▶ [DATASET EXCERPTS]:
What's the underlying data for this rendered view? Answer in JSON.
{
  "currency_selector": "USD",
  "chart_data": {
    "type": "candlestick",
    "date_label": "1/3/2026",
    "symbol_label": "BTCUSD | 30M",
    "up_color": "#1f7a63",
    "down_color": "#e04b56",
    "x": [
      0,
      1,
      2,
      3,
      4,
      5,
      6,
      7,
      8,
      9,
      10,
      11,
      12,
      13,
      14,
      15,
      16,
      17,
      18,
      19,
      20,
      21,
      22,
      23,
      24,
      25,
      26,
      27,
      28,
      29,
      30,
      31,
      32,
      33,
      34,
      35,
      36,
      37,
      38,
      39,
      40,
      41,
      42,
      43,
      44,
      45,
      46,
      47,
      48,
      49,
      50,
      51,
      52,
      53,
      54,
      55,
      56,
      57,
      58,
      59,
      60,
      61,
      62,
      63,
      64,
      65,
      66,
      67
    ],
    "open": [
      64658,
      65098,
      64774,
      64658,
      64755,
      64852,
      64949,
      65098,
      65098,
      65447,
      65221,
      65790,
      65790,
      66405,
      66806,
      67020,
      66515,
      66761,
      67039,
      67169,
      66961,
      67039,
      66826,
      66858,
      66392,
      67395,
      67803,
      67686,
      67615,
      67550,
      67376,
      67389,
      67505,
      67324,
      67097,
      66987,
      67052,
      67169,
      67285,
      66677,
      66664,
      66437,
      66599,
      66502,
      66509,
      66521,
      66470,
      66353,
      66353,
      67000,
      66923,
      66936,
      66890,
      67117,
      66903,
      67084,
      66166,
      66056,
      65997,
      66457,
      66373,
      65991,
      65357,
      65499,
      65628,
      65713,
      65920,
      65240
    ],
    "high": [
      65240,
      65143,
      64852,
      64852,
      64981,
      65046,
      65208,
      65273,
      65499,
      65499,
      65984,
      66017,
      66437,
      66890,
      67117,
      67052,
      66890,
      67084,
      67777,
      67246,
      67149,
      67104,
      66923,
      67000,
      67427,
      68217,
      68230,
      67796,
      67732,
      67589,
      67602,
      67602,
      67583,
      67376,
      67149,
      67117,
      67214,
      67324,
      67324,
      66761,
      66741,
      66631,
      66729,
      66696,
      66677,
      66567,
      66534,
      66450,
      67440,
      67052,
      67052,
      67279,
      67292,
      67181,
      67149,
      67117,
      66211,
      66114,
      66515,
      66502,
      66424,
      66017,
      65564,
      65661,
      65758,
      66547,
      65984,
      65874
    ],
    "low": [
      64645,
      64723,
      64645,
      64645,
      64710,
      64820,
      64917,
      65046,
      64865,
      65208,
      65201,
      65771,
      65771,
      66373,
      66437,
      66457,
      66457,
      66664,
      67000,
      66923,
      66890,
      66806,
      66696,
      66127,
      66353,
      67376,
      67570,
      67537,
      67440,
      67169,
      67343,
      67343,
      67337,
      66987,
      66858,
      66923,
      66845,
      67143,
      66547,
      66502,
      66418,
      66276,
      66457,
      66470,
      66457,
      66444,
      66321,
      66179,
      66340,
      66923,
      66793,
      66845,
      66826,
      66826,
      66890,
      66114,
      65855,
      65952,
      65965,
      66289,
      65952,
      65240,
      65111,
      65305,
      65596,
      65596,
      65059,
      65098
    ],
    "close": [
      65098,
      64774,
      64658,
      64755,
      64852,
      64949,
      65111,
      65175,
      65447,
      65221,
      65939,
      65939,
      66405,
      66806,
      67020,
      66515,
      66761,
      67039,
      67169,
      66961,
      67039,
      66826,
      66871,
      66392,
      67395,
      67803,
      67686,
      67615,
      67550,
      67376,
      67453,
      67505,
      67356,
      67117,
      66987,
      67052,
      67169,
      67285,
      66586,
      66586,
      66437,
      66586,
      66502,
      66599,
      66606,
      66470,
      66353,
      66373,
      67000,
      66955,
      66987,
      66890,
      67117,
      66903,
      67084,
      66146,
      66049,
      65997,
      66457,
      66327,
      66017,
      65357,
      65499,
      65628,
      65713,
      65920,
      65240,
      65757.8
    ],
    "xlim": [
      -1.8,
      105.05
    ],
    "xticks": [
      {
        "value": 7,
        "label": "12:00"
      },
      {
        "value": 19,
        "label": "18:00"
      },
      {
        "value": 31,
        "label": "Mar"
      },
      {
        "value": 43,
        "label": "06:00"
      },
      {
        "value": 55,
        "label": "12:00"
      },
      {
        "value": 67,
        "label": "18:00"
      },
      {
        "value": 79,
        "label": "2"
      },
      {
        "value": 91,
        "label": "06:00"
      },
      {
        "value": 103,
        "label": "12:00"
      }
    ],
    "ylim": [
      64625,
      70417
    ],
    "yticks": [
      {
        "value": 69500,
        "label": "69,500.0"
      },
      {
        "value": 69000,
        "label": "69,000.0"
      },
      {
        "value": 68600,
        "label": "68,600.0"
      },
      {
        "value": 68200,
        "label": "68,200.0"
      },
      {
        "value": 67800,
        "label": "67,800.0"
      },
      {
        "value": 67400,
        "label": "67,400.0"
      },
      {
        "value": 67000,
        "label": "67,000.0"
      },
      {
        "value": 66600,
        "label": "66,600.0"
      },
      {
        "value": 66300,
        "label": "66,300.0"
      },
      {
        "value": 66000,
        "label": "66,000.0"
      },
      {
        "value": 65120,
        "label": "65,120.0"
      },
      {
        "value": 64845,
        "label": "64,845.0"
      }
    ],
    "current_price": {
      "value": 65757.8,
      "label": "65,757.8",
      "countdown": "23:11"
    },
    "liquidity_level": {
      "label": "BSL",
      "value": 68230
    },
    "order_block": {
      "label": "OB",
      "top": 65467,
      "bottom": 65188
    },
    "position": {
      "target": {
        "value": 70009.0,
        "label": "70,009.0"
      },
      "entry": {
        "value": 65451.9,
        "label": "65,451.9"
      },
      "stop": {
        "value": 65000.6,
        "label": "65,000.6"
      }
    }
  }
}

▶ [WHAT YOU HAVE TO DO]: Every record should be repeated exactly; please leave none out.

▶ [FINAL ANSWER]:
What's the underlying data for this rendered view? Answer in JSON.
{
  "currency_selector": "USD",
  "chart_data": {
    "type": "candlestick",
    "date_label": "1/3/2026",
    "symbol_label": "BTCUSD | 30M",
    "up_color": "#1f7a63",
    "down_color": "#e04b56",
    "x": [
      0,
      1,
      2,
      3,
      4,
      5,
      6,
      7,
      8,
      9,
      10,
      11,
      12,
      13,
      14,
      15,
      16,
      17,
      18,
      19,
      20,
      21,
      22,
      23,
      24,
      25,
      26,
      27,
      28,
      29,
      30,
      31,
      32,
      33,
      34,
      35,
      36,
      37,
      38,
      39,
      40,
      41,
      42,
      43,
      44,
      45,
      46,
      47,
      48,
      49,
      50,
      51,
      52,
      53,
      54,
      55,
      56,
      57,
      58,
      59,
      60,
      61,
      62,
      63,
      64,
      65,
      66,
      67
    ],
    "open": [
      64658,
      65098,
      64774,
      64658,
      64755,
      64852,
      64949,
      65098,
      65098,
      65447,
      65221,
      65790,
      65790,
      66405,
      66806,
      67020,
      66515,
      66761,
      67039,
      67169,
      66961,
      67039,
      66826,
      66858,
      66392,
      67395,
      67803,
      67686,
      67615,
      67550,
      67376,
      67389,
      67505,
      67324,
      67097,
      66987,
      67052,
      67169,
      67285,
      66677,
      66664,
      66437,
      66599,
      66502,
      66509,
      66521,
      66470,
      66353,
      66353,
      67000,
      66923,
      66936,
      66890,
      67117,
      66903,
      67084,
      66166,
      66056,
      65997,
      66457,
      66373,
      65991,
      65357,
      65499,
      65628,
      65713,
      65920,
      65240
    ],
    "high": [
      65240,
      65143,
      64852,
      64852,
      64981,
      65046,
      65208,
      65273,
      65499,
      65499,
      65984,
      66017,
      66437,
      66890,
      67117,
      67052,
      66890,
      67084,
      67777,
      67246,
      67149,
      67104,
      66923,
      67000,
      67427,
      68217,
      68230,
      67796,
      67732,
      67589,
      67602,
      67602,
      67583,
      67376,
      67149,
      67117,
      67214,
      67324,
      67324,
      66761,
      66741,
      66631,
      66729,
      66696,
      66677,
      66567,
      66534,
      66450,
      67440,
      67052,
      67052,
      67279,
      67292,
      67181,
      67149,
      67117,
      66211,
      66114,
      66515,
      66502,
      66424,
      66017,
      65564,
      65661,
      65758,
      66547,
      65984,
      65874
    ],
    "low": [
      64645,
      64723,
      64645,
      64645,
      64710,
      64820,
      64917,
      65046,
      64865,
      65208,
      65201,
      65771,
      65771,
      66373,
      66437,
      66457,
      66457,
      66664,
      67000,
      66923,
      66890,
      66806,
      66696,
      66127,
      66353,
      67376,
      67570,
      67537,
      67440,
      67169,
      67343,
      67343,
      67337,
      66987,
      66858,
      66923,
      66845,
      67143,
      66547,
      66502,
      66418,
      66276,
      66457,
      66470,
      66457,
      66444,
      66321,
      66179,
      66340,
      66923,
      66793,
      66845,
      66826,
      66826,
      66890,
      66114,
      65855,
      65952,
      65965,
      66289,
      65952,
      65240,
      65111,
      65305,
      65596,
      65596,
      65059,
      65098
    ],
    "close": [
      65098,
      64774,
      64658,
      64755,
      64852,
      64949,
      65111,
      65175,
      65447,
      65221,
      65939,
      65939,
      66405,
      66806,
      67020,
      66515,
      66761,
      67039,
      67169,
      66961,
      67039,
      66826,
      66871,
      66392,
      67395,
      67803,
      67686,
      67615,
      67550,
      67376,
      67453,
      67505,
      67356,
      67117,
      66987,
      67052,
      67169,
      67285,
      66586,
      66586,
      66437,
      66586,
      66502,
      66599,
      66606,
      66470,
      66353,
      66373,
      67000,
      66955,
      66987,
      66890,
      67117,
      66903,
      67084,
      66146,
      66049,
      65997,
      66457,
      66327,
      66017,
      65357,
      65499,
      65628,
      65713,
      65920,
      65240,
      65757.8
    ],
    "xlim": [
      -1.8,
      105.05
    ],
    "xticks": [
      {
        "value": 7,
        "label": "12:00"
      },
      {
        "value": 19,
        "label": "18:00"
      },
      {
        "value": 31,
        "label": "Mar"
      },
      {
        "value": 43,
        "label": "06:00"
      },
      {
        "value": 55,
        "label": "12:00"
      },
      {
        "value": 67,
        "label": "18:00"
      },
      {
        "value": 79,
        "label": "2"
      },
      {
        "value": 91,
        "label": "06:00"
      },
      {
        "value": 103,
        "label": "12:00"
      }
    ],
    "ylim": [
      64625,
      70417
    ],
    "yticks": [
      {
        "value": 69500,
        "label": "69,500.0"
      },
      {
        "value": 69000,
        "label": "69,000.0"
      },
      {
        "value": 68600,
        "label": "68,600.0"
      },
      {
        "value": 68200,
        "label": "68,200.0"
      },
      {
        "value": 67800,
        "label": "67,800.0"
      },
      {
        "value": 67400,
        "label": "67,400.0"
      },
      {
        "value": 67000,
        "label": "67,000.0"
      },
      {
        "value": 66600,
        "label": "66,600.0"
      },
      {
        "value": 66300,
        "label": "66,300.0"
      },
      {
        "value": 66000,
        "label": "66,000.0"
      },
      {
        "value": 65120,
        "label": "65,120.0"
      },
      {
        "value": 64845,
        "label": "64,845.0"
      }
    ],
    "current_price": {
      "value": 65757.8,
      "label": "65,757.8",
      "countdown": "23:11"
    },
    "liquidity_level": {
      "label": "BSL",
      "value": 68230
    },
    "order_block": {
      "label": "OB",
      "top": 65467,
      "bottom": 65188
    },
    "position": {
      "target": {
        "value": 70009.0,
        "label": "70,009.0"
      },
      "entry": {
        "value": 65451.9,
        "label": "65,451.9"
      },
      "stop": {
        "value": 65000.6,
        "label": "65,000.6"
      }
    }
  }
}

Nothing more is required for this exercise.